• Problem requirements: Leave out any pictures and transcribe all other data below exactly.

• Extracted records:
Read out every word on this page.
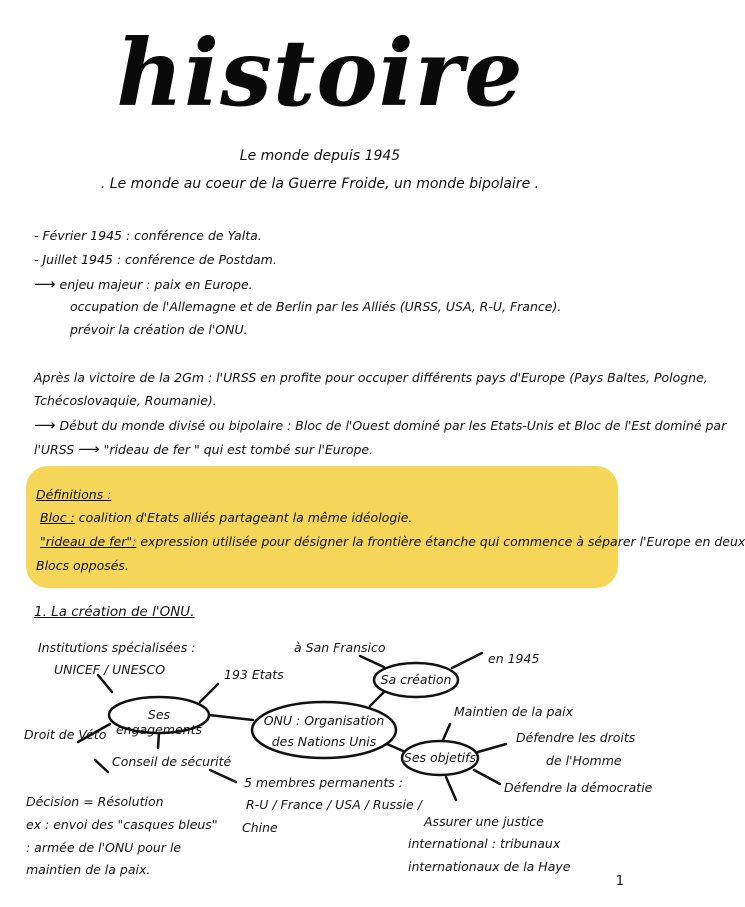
histoire
Le monde depuis 1945
. Le monde au coeur de la Guerre Froide, un monde bipolaire .
- Février 1945 : conférence de Yalta.
- Juillet 1945 : conférence de Postdam.
⟶ enjeu majeur : paix en Europe.
occupation de l'Allemagne et de Berlin par les Alliés (URSS, USA, R-U, France).
prévoir la création de l'ONU.
Après la victoire de la 2Gm : l'URSS en profite pour occuper différents pays d'Europe (Pays Baltes, Pologne,
Tchécoslovaquie, Roumanie).
⟶ Début du monde divisé ou bipolaire : Bloc de l'Ouest dominé par les Etats-Unis et Bloc de l'Est dominé par
l'URSS ⟶ "rideau de fer " qui est tombé sur l'Europe.
Définitions :
Bloc : coalition d'Etats alliés partageant la même idéologie.
"rideau de fer": expression utilisée pour désigner la frontière étanche qui commence à séparer l'Europe en deux
Blocs opposés.
1. La création de l'ONU.
ONU : Organisation
des Nations Unis
Ses engagements
Sa création
Ses objetifs
Institutions spécialisées :
UNICEF / UNESCO	193 Etats
Droit de Véto
Conseil de sécurité
5 membres permanents :
R-U / France / USA / Russie /
Chine
Décision = Résolution
ex : envoi des "casques bleus"
: armée de l'ONU pour le
maintien de la paix.
à San Fransico
en 1945
Maintien de la paix
Défendre les droits
de l'Homme
Défendre la démocratie
Assurer une justice
international : tribunaux
internationaux de la Haye
1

• Answer to the exercise:
Read out every word on this page.
histoire
Le monde depuis 1945
. Le monde au coeur de la Guerre Froide, un monde bipolaire .
- Février 1945 : conférence de Yalta.
- Juillet 1945 : conférence de Postdam.
⟶ enjeu majeur : paix en Europe.
occupation de l'Allemagne et de Berlin par les Alliés (URSS, USA, R-U, France).
prévoir la création de l'ONU.
Après la victoire de la 2Gm : l'URSS en profite pour occuper différents pays d'Europe (Pays Baltes, Pologne,
Tchécoslovaquie, Roumanie).
⟶ Début du monde divisé ou bipolaire : Bloc de l'Ouest dominé par les Etats-Unis et Bloc de l'Est dominé par
l'URSS ⟶ "rideau de fer " qui est tombé sur l'Europe.
Définitions :
Bloc : coalition d'Etats alliés partageant la même idéologie.
"rideau de fer": expression utilisée pour désigner la frontière étanche qui commence à séparer l'Europe en deux
Blocs opposés.
1. La création de l'ONU.
ONU : Organisation
des Nations Unis
Ses engagements
Sa création
Ses objetifs
Institutions spécialisées :
UNICEF / UNESCO	193 Etats
Droit de Véto
Conseil de sécurité
5 membres permanents :
R-U / France / USA / Russie /
Chine
Décision = Résolution
ex : envoi des "casques bleus"
: armée de l'ONU pour le
maintien de la paix.
à San Fransico
en 1945
Maintien de la paix
Défendre les droits
de l'Homme
Défendre la démocratie
Assurer une justice
international : tribunaux
internationaux de la Haye
1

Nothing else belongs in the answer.